▶ [Given records]
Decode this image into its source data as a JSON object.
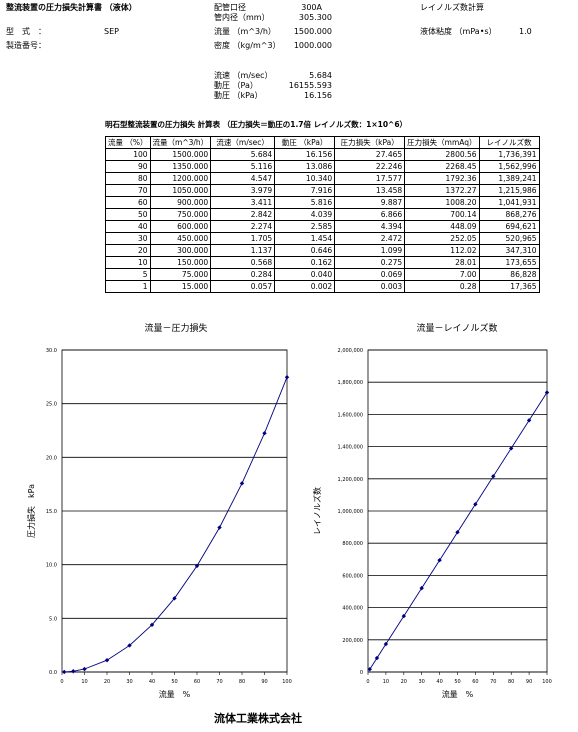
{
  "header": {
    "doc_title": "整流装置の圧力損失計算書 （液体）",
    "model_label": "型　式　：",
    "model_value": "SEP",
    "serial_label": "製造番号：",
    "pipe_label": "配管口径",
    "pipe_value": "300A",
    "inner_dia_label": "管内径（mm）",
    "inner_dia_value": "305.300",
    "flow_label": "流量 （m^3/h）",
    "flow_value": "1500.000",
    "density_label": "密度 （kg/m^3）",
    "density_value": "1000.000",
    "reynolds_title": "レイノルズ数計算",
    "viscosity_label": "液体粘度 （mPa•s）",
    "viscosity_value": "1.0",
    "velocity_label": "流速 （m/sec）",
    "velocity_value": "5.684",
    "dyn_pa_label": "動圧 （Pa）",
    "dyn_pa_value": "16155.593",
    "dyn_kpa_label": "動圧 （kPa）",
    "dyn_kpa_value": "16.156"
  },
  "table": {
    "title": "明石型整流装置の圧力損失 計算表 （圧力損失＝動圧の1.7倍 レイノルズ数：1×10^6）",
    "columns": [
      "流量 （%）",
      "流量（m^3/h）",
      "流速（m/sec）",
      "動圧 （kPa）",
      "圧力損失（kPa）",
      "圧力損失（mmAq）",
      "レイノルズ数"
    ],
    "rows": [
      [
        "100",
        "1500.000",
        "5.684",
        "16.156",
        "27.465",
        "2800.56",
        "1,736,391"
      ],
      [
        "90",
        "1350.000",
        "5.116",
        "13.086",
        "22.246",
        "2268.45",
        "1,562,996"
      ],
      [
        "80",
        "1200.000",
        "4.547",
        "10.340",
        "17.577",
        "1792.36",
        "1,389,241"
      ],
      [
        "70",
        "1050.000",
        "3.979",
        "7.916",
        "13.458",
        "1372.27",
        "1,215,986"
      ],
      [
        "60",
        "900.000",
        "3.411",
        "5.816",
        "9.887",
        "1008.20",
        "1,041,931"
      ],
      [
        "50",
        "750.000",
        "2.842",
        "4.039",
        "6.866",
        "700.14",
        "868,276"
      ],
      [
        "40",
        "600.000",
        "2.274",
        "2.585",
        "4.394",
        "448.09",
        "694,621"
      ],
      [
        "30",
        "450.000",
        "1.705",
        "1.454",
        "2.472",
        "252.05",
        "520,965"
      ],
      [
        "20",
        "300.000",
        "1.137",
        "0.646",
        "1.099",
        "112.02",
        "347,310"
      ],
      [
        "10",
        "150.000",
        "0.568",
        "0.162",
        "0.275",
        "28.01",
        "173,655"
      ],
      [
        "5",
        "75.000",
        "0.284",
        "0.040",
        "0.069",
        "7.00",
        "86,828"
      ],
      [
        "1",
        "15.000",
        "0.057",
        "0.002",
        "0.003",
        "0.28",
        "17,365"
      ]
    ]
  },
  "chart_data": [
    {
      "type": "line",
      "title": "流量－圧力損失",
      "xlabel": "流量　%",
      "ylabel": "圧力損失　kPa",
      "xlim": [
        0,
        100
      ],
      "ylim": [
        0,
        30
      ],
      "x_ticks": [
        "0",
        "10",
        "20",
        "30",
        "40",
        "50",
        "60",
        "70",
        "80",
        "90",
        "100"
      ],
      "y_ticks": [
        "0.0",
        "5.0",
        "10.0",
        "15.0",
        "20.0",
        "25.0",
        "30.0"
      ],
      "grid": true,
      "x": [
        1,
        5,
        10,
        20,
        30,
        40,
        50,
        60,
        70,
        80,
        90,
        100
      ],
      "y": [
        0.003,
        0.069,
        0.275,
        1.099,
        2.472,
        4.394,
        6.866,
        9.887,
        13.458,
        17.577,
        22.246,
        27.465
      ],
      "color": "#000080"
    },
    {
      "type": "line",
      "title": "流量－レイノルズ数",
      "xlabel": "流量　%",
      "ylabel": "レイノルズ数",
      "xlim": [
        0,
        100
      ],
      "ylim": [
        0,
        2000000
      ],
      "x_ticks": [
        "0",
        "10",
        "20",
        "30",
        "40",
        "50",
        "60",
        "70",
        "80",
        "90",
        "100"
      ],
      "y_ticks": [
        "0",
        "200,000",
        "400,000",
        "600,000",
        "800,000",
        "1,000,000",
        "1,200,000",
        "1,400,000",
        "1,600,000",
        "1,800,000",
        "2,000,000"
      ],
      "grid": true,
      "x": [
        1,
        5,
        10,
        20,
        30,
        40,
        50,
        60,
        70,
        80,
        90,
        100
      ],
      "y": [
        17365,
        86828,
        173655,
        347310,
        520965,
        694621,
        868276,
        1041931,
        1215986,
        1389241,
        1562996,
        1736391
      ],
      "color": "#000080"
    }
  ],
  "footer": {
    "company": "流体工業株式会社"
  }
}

▶ [Work required] Each entry must be retyped word for word, with every image omitted.

▶ [Complete answer]
Decode this image into its source data as a JSON object.
{
  "header": {
    "doc_title": "整流装置の圧力損失計算書 （液体）",
    "model_label": "型　式　：",
    "model_value": "SEP",
    "serial_label": "製造番号：",
    "pipe_label": "配管口径",
    "pipe_value": "300A",
    "inner_dia_label": "管内径（mm）",
    "inner_dia_value": "305.300",
    "flow_label": "流量 （m^3/h）",
    "flow_value": "1500.000",
    "density_label": "密度 （kg/m^3）",
    "density_value": "1000.000",
    "reynolds_title": "レイノルズ数計算",
    "viscosity_label": "液体粘度 （mPa•s）",
    "viscosity_value": "1.0",
    "velocity_label": "流速 （m/sec）",
    "velocity_value": "5.684",
    "dyn_pa_label": "動圧 （Pa）",
    "dyn_pa_value": "16155.593",
    "dyn_kpa_label": "動圧 （kPa）",
    "dyn_kpa_value": "16.156"
  },
  "table": {
    "title": "明石型整流装置の圧力損失 計算表 （圧力損失＝動圧の1.7倍 レイノルズ数：1×10^6）",
    "columns": [
      "流量 （%）",
      "流量（m^3/h）",
      "流速（m/sec）",
      "動圧 （kPa）",
      "圧力損失（kPa）",
      "圧力損失（mmAq）",
      "レイノルズ数"
    ],
    "rows": [
      [
        "100",
        "1500.000",
        "5.684",
        "16.156",
        "27.465",
        "2800.56",
        "1,736,391"
      ],
      [
        "90",
        "1350.000",
        "5.116",
        "13.086",
        "22.246",
        "2268.45",
        "1,562,996"
      ],
      [
        "80",
        "1200.000",
        "4.547",
        "10.340",
        "17.577",
        "1792.36",
        "1,389,241"
      ],
      [
        "70",
        "1050.000",
        "3.979",
        "7.916",
        "13.458",
        "1372.27",
        "1,215,986"
      ],
      [
        "60",
        "900.000",
        "3.411",
        "5.816",
        "9.887",
        "1008.20",
        "1,041,931"
      ],
      [
        "50",
        "750.000",
        "2.842",
        "4.039",
        "6.866",
        "700.14",
        "868,276"
      ],
      [
        "40",
        "600.000",
        "2.274",
        "2.585",
        "4.394",
        "448.09",
        "694,621"
      ],
      [
        "30",
        "450.000",
        "1.705",
        "1.454",
        "2.472",
        "252.05",
        "520,965"
      ],
      [
        "20",
        "300.000",
        "1.137",
        "0.646",
        "1.099",
        "112.02",
        "347,310"
      ],
      [
        "10",
        "150.000",
        "0.568",
        "0.162",
        "0.275",
        "28.01",
        "173,655"
      ],
      [
        "5",
        "75.000",
        "0.284",
        "0.040",
        "0.069",
        "7.00",
        "86,828"
      ],
      [
        "1",
        "15.000",
        "0.057",
        "0.002",
        "0.003",
        "0.28",
        "17,365"
      ]
    ]
  },
  "chart_data": [
    {
      "type": "line",
      "title": "流量－圧力損失",
      "xlabel": "流量　%",
      "ylabel": "圧力損失　kPa",
      "xlim": [
        0,
        100
      ],
      "ylim": [
        0,
        30
      ],
      "x_ticks": [
        "0",
        "10",
        "20",
        "30",
        "40",
        "50",
        "60",
        "70",
        "80",
        "90",
        "100"
      ],
      "y_ticks": [
        "0.0",
        "5.0",
        "10.0",
        "15.0",
        "20.0",
        "25.0",
        "30.0"
      ],
      "grid": true,
      "x": [
        1,
        5,
        10,
        20,
        30,
        40,
        50,
        60,
        70,
        80,
        90,
        100
      ],
      "y": [
        0.003,
        0.069,
        0.275,
        1.099,
        2.472,
        4.394,
        6.866,
        9.887,
        13.458,
        17.577,
        22.246,
        27.465
      ],
      "color": "#000080"
    },
    {
      "type": "line",
      "title": "流量－レイノルズ数",
      "xlabel": "流量　%",
      "ylabel": "レイノルズ数",
      "xlim": [
        0,
        100
      ],
      "ylim": [
        0,
        2000000
      ],
      "x_ticks": [
        "0",
        "10",
        "20",
        "30",
        "40",
        "50",
        "60",
        "70",
        "80",
        "90",
        "100"
      ],
      "y_ticks": [
        "0",
        "200,000",
        "400,000",
        "600,000",
        "800,000",
        "1,000,000",
        "1,200,000",
        "1,400,000",
        "1,600,000",
        "1,800,000",
        "2,000,000"
      ],
      "grid": true,
      "x": [
        1,
        5,
        10,
        20,
        30,
        40,
        50,
        60,
        70,
        80,
        90,
        100
      ],
      "y": [
        17365,
        86828,
        173655,
        347310,
        520965,
        694621,
        868276,
        1041931,
        1215986,
        1389241,
        1562996,
        1736391
      ],
      "color": "#000080"
    }
  ],
  "footer": {
    "company": "流体工業株式会社"
  }
}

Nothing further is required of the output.